--- Start ENTRIES SUPPLIED ---
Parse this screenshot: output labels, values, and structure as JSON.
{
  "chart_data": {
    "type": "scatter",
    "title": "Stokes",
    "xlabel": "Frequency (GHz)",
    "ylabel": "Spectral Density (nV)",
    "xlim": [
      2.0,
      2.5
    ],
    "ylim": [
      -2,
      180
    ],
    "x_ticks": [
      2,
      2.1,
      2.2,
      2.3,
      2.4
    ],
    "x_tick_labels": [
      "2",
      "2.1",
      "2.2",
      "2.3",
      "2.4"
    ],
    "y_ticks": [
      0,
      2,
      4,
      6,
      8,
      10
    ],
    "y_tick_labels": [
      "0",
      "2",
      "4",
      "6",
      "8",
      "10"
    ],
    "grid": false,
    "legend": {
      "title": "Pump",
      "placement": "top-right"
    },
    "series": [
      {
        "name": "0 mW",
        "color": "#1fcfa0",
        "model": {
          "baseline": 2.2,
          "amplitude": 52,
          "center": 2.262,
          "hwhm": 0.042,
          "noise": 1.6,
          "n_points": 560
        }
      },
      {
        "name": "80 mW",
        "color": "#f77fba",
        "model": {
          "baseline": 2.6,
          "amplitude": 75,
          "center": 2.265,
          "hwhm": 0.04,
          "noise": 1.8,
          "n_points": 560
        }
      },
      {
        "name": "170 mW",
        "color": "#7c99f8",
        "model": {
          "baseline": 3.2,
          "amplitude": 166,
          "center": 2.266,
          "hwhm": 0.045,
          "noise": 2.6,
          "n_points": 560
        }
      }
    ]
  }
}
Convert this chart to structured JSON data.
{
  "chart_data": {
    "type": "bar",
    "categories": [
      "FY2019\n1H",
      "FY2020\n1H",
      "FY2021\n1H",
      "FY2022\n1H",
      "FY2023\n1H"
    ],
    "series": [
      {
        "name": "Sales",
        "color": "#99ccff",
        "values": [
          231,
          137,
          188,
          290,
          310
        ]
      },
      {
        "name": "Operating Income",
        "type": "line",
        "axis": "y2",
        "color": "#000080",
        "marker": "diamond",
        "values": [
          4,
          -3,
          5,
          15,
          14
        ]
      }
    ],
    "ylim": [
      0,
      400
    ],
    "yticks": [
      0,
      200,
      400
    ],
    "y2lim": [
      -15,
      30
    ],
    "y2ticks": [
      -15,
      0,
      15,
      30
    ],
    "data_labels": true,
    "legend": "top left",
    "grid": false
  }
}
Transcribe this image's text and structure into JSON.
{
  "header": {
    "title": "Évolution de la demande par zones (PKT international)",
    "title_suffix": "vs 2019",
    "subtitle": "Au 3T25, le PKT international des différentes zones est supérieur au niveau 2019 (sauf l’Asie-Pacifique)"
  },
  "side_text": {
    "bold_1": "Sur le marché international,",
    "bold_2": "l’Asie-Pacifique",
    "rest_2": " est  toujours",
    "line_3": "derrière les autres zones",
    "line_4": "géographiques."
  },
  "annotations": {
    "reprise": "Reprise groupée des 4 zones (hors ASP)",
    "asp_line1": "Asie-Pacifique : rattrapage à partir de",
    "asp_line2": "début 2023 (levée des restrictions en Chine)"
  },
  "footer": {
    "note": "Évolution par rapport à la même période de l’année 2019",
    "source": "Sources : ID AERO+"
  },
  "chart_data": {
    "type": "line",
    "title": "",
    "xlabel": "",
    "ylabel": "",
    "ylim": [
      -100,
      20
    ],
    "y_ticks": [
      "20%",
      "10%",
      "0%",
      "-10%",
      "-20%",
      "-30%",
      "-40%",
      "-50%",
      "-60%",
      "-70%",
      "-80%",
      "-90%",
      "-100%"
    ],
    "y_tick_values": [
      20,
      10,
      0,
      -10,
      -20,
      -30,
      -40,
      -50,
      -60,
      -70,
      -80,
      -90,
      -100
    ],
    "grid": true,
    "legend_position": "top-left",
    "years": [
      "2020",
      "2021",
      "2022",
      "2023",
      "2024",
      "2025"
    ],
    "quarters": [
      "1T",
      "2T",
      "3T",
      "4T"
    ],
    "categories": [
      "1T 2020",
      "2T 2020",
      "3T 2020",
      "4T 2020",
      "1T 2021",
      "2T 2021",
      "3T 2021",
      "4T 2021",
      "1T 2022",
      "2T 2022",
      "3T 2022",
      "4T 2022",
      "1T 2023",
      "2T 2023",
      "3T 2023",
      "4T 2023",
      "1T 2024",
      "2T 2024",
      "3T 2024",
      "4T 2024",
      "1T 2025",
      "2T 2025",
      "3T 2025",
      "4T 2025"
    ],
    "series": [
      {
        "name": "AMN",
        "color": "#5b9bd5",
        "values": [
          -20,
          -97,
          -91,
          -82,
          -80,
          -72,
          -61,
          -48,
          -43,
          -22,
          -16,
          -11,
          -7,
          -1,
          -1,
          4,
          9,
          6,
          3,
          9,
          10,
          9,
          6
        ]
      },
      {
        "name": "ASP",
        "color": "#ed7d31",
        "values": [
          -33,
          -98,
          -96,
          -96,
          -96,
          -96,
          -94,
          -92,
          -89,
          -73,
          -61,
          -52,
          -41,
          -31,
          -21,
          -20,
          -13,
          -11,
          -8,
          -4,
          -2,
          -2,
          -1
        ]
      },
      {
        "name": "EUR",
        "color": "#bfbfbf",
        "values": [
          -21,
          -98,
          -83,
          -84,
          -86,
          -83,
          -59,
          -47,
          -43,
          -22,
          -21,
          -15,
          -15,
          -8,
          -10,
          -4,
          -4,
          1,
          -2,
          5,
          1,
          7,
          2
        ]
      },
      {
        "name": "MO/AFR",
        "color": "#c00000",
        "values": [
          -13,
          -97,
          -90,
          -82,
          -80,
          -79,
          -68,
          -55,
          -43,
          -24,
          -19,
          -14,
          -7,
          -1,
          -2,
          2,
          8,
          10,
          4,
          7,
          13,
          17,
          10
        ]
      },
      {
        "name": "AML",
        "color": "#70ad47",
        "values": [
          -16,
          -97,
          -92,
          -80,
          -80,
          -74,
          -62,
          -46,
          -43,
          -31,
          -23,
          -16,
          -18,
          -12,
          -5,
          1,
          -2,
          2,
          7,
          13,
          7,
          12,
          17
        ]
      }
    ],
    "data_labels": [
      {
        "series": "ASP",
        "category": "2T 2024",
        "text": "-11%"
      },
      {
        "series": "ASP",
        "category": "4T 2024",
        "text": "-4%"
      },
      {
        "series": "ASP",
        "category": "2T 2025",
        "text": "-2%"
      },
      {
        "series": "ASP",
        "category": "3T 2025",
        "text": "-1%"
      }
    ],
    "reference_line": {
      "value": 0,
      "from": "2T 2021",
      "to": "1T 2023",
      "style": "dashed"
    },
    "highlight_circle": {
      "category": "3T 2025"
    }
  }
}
--- End ENTRIES SUPPLIED ---
- TASK GOAL -
Every entry must be retyped in full, exactly as given.

- RESULT -
Parse this screenshot: output labels, values, and structure as JSON.
{
  "chart_data": {
    "type": "scatter",
    "title": "Stokes",
    "xlabel": "Frequency (GHz)",
    "ylabel": "Spectral Density (nV)",
    "xlim": [
      2.0,
      2.5
    ],
    "ylim": [
      -2,
      180
    ],
    "x_ticks": [
      2,
      2.1,
      2.2,
      2.3,
      2.4
    ],
    "x_tick_labels": [
      "2",
      "2.1",
      "2.2",
      "2.3",
      "2.4"
    ],
    "y_ticks": [
      0,
      2,
      4,
      6,
      8,
      10
    ],
    "y_tick_labels": [
      "0",
      "2",
      "4",
      "6",
      "8",
      "10"
    ],
    "grid": false,
    "legend": {
      "title": "Pump",
      "placement": "top-right"
    },
    "series": [
      {
        "name": "0 mW",
        "color": "#1fcfa0",
        "model": {
          "baseline": 2.2,
          "amplitude": 52,
          "center": 2.262,
          "hwhm": 0.042,
          "noise": 1.6,
          "n_points": 560
        }
      },
      {
        "name": "80 mW",
        "color": "#f77fba",
        "model": {
          "baseline": 2.6,
          "amplitude": 75,
          "center": 2.265,
          "hwhm": 0.04,
          "noise": 1.8,
          "n_points": 560
        }
      },
      {
        "name": "170 mW",
        "color": "#7c99f8",
        "model": {
          "baseline": 3.2,
          "amplitude": 166,
          "center": 2.266,
          "hwhm": 0.045,
          "noise": 2.6,
          "n_points": 560
        }
      }
    ]
  }
}
Convert this chart to structured JSON data.
{
  "chart_data": {
    "type": "bar",
    "categories": [
      "FY2019\n1H",
      "FY2020\n1H",
      "FY2021\n1H",
      "FY2022\n1H",
      "FY2023\n1H"
    ],
    "series": [
      {
        "name": "Sales",
        "color": "#99ccff",
        "values": [
          231,
          137,
          188,
          290,
          310
        ]
      },
      {
        "name": "Operating Income",
        "type": "line",
        "axis": "y2",
        "color": "#000080",
        "marker": "diamond",
        "values": [
          4,
          -3,
          5,
          15,
          14
        ]
      }
    ],
    "ylim": [
      0,
      400
    ],
    "yticks": [
      0,
      200,
      400
    ],
    "y2lim": [
      -15,
      30
    ],
    "y2ticks": [
      -15,
      0,
      15,
      30
    ],
    "data_labels": true,
    "legend": "top left",
    "grid": false
  }
}
Transcribe this image's text and structure into JSON.
{
  "header": {
    "title": "Évolution de la demande par zones (PKT international)",
    "title_suffix": "vs 2019",
    "subtitle": "Au 3T25, le PKT international des différentes zones est supérieur au niveau 2019 (sauf l’Asie-Pacifique)"
  },
  "side_text": {
    "bold_1": "Sur le marché international,",
    "bold_2": "l’Asie-Pacifique",
    "rest_2": " est  toujours",
    "line_3": "derrière les autres zones",
    "line_4": "géographiques."
  },
  "annotations": {
    "reprise": "Reprise groupée des 4 zones (hors ASP)",
    "asp_line1": "Asie-Pacifique : rattrapage à partir de",
    "asp_line2": "début 2023 (levée des restrictions en Chine)"
  },
  "footer": {
    "note": "Évolution par rapport à la même période de l’année 2019",
    "source": "Sources : ID AERO+"
  },
  "chart_data": {
    "type": "line",
    "title": "",
    "xlabel": "",
    "ylabel": "",
    "ylim": [
      -100,
      20
    ],
    "y_ticks": [
      "20%",
      "10%",
      "0%",
      "-10%",
      "-20%",
      "-30%",
      "-40%",
      "-50%",
      "-60%",
      "-70%",
      "-80%",
      "-90%",
      "-100%"
    ],
    "y_tick_values": [
      20,
      10,
      0,
      -10,
      -20,
      -30,
      -40,
      -50,
      -60,
      -70,
      -80,
      -90,
      -100
    ],
    "grid": true,
    "legend_position": "top-left",
    "years": [
      "2020",
      "2021",
      "2022",
      "2023",
      "2024",
      "2025"
    ],
    "quarters": [
      "1T",
      "2T",
      "3T",
      "4T"
    ],
    "categories": [
      "1T 2020",
      "2T 2020",
      "3T 2020",
      "4T 2020",
      "1T 2021",
      "2T 2021",
      "3T 2021",
      "4T 2021",
      "1T 2022",
      "2T 2022",
      "3T 2022",
      "4T 2022",
      "1T 2023",
      "2T 2023",
      "3T 2023",
      "4T 2023",
      "1T 2024",
      "2T 2024",
      "3T 2024",
      "4T 2024",
      "1T 2025",
      "2T 2025",
      "3T 2025",
      "4T 2025"
    ],
    "series": [
      {
        "name": "AMN",
        "color": "#5b9bd5",
        "values": [
          -20,
          -97,
          -91,
          -82,
          -80,
          -72,
          -61,
          -48,
          -43,
          -22,
          -16,
          -11,
          -7,
          -1,
          -1,
          4,
          9,
          6,
          3,
          9,
          10,
          9,
          6
        ]
      },
      {
        "name": "ASP",
        "color": "#ed7d31",
        "values": [
          -33,
          -98,
          -96,
          -96,
          -96,
          -96,
          -94,
          -92,
          -89,
          -73,
          -61,
          -52,
          -41,
          -31,
          -21,
          -20,
          -13,
          -11,
          -8,
          -4,
          -2,
          -2,
          -1
        ]
      },
      {
        "name": "EUR",
        "color": "#bfbfbf",
        "values": [
          -21,
          -98,
          -83,
          -84,
          -86,
          -83,
          -59,
          -47,
          -43,
          -22,
          -21,
          -15,
          -15,
          -8,
          -10,
          -4,
          -4,
          1,
          -2,
          5,
          1,
          7,
          2
        ]
      },
      {
        "name": "MO/AFR",
        "color": "#c00000",
        "values": [
          -13,
          -97,
          -90,
          -82,
          -80,
          -79,
          -68,
          -55,
          -43,
          -24,
          -19,
          -14,
          -7,
          -1,
          -2,
          2,
          8,
          10,
          4,
          7,
          13,
          17,
          10
        ]
      },
      {
        "name": "AML",
        "color": "#70ad47",
        "values": [
          -16,
          -97,
          -92,
          -80,
          -80,
          -74,
          -62,
          -46,
          -43,
          -31,
          -23,
          -16,
          -18,
          -12,
          -5,
          1,
          -2,
          2,
          7,
          13,
          7,
          12,
          17
        ]
      }
    ],
    "data_labels": [
      {
        "series": "ASP",
        "category": "2T 2024",
        "text": "-11%"
      },
      {
        "series": "ASP",
        "category": "4T 2024",
        "text": "-4%"
      },
      {
        "series": "ASP",
        "category": "2T 2025",
        "text": "-2%"
      },
      {
        "series": "ASP",
        "category": "3T 2025",
        "text": "-1%"
      }
    ],
    "reference_line": {
      "value": 0,
      "from": "2T 2021",
      "to": "1T 2023",
      "style": "dashed"
    },
    "highlight_circle": {
      "category": "3T 2025"
    }
  }
}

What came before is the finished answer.